- **Goal**
Show all lines holding the string "ylabel".

┄┄┄┄┄┄

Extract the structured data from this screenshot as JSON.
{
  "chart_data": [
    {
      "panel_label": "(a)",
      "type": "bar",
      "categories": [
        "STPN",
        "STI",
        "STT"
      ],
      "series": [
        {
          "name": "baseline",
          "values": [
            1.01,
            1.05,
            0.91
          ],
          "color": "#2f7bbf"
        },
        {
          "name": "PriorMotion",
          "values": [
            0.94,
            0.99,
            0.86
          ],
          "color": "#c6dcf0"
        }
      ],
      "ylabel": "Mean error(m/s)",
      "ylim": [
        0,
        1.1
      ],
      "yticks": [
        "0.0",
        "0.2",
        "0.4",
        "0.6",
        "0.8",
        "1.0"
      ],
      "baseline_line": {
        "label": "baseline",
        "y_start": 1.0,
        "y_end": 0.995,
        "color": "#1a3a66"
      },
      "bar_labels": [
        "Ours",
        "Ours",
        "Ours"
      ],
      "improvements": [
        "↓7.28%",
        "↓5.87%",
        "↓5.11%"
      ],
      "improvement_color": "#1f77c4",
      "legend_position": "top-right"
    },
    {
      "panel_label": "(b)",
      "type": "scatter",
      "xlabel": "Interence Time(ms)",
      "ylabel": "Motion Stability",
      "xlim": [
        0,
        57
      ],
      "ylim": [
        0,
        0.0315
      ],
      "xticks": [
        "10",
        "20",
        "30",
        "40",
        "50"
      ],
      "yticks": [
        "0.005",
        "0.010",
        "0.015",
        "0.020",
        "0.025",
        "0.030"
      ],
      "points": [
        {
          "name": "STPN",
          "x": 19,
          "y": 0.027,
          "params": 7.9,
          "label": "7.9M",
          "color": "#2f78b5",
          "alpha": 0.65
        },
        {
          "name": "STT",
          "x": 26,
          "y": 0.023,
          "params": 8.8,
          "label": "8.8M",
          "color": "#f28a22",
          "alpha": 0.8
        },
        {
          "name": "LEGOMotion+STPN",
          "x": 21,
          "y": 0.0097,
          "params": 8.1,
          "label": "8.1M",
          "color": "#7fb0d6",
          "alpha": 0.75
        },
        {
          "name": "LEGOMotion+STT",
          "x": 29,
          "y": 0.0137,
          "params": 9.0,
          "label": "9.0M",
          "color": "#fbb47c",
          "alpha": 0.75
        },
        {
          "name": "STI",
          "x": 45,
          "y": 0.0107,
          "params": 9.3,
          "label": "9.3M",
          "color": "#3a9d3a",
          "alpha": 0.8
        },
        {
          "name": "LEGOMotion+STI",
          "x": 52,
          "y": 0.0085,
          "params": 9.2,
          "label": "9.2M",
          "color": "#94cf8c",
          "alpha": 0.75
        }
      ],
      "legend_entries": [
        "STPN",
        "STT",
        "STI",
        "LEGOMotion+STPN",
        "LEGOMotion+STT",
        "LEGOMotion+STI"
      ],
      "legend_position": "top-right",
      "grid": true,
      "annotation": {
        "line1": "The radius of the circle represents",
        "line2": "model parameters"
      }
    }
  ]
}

┄┄┄┄┄┄

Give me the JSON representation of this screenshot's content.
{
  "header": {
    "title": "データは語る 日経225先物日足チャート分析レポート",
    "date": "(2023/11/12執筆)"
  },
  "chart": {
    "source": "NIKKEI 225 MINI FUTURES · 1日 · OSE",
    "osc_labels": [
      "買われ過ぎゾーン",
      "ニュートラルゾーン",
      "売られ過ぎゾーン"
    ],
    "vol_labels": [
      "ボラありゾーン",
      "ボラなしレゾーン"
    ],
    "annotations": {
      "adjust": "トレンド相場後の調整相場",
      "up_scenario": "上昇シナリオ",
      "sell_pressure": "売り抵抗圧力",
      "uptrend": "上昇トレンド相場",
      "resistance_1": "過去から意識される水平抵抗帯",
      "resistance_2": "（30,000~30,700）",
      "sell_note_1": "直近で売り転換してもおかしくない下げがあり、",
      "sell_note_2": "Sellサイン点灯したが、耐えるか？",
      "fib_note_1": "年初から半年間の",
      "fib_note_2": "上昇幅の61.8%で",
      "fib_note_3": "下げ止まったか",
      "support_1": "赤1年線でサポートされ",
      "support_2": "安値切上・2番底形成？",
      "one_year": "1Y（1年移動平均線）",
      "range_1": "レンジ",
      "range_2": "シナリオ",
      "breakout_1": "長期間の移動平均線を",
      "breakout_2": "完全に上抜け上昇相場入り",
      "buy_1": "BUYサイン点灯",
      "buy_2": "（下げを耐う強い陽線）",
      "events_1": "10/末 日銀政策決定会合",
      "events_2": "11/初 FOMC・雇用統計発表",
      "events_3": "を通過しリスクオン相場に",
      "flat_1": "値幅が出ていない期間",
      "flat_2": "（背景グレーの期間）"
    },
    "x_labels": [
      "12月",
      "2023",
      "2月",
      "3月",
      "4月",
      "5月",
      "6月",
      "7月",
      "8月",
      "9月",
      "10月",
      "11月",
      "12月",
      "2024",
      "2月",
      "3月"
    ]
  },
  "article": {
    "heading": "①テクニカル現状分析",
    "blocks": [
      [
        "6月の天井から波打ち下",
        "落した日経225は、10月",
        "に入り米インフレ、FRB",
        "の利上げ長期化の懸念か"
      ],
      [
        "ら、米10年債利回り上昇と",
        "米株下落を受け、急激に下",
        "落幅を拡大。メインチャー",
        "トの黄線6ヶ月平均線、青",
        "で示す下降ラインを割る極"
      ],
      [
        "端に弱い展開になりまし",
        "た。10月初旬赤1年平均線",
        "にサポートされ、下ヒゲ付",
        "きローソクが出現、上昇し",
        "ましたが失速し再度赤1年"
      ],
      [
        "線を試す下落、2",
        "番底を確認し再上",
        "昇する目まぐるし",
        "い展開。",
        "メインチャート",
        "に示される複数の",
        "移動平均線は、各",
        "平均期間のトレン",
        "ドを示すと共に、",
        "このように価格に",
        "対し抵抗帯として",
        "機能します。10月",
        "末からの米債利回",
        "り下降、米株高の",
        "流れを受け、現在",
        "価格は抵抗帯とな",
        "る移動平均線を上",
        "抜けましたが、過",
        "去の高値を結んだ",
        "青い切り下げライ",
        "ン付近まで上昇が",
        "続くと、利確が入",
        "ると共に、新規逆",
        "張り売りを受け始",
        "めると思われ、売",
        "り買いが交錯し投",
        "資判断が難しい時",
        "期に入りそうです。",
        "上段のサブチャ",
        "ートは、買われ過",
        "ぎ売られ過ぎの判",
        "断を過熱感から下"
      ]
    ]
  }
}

┄┄┄┄┄┄

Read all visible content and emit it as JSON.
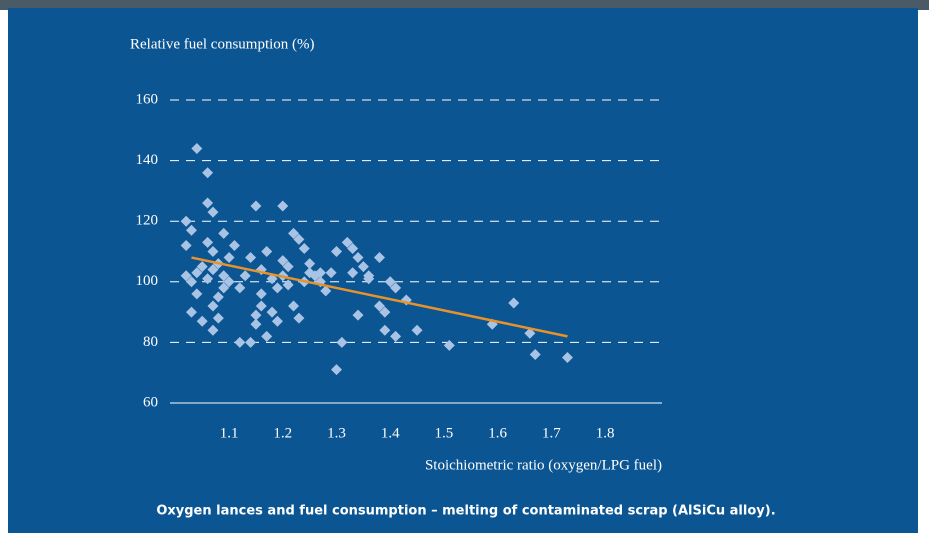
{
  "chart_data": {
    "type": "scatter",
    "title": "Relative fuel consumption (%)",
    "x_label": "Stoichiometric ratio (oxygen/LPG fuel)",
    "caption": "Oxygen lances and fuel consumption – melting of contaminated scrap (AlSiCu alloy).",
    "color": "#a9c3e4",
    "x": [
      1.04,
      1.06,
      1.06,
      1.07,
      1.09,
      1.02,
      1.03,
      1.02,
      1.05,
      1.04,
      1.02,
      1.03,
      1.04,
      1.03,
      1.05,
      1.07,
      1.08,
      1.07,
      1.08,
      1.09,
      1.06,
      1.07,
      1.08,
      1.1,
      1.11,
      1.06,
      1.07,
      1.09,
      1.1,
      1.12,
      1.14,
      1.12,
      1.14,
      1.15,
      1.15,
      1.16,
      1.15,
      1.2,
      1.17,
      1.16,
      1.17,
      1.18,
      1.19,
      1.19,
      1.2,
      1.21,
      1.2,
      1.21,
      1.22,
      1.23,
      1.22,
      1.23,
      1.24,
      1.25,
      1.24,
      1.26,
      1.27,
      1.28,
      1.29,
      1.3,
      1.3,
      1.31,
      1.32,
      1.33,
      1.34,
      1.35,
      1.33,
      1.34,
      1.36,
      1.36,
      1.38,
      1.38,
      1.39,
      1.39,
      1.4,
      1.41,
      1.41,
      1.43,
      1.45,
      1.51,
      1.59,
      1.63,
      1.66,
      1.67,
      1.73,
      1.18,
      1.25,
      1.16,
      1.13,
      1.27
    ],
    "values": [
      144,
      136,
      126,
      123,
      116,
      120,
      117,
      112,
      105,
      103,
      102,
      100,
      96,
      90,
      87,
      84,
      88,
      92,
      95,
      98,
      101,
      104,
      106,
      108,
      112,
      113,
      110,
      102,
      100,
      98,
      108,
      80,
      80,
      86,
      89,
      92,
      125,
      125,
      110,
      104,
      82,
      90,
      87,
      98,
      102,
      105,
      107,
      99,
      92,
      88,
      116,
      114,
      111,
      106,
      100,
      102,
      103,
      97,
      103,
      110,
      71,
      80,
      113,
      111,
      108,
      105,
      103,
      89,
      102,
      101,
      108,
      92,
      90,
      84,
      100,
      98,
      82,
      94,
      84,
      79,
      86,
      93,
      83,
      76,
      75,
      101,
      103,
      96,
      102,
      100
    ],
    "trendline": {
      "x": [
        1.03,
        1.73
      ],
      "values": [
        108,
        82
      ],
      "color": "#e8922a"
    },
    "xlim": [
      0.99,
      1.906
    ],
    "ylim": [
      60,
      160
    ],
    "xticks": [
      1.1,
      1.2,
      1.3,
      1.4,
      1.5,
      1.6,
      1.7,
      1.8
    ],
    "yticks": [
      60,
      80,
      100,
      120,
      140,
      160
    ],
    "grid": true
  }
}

┄┄┄┄┄┄

- **Result**
      "ylabel": "Mean error(m/s)",
      "ylabel": "Motion Stability",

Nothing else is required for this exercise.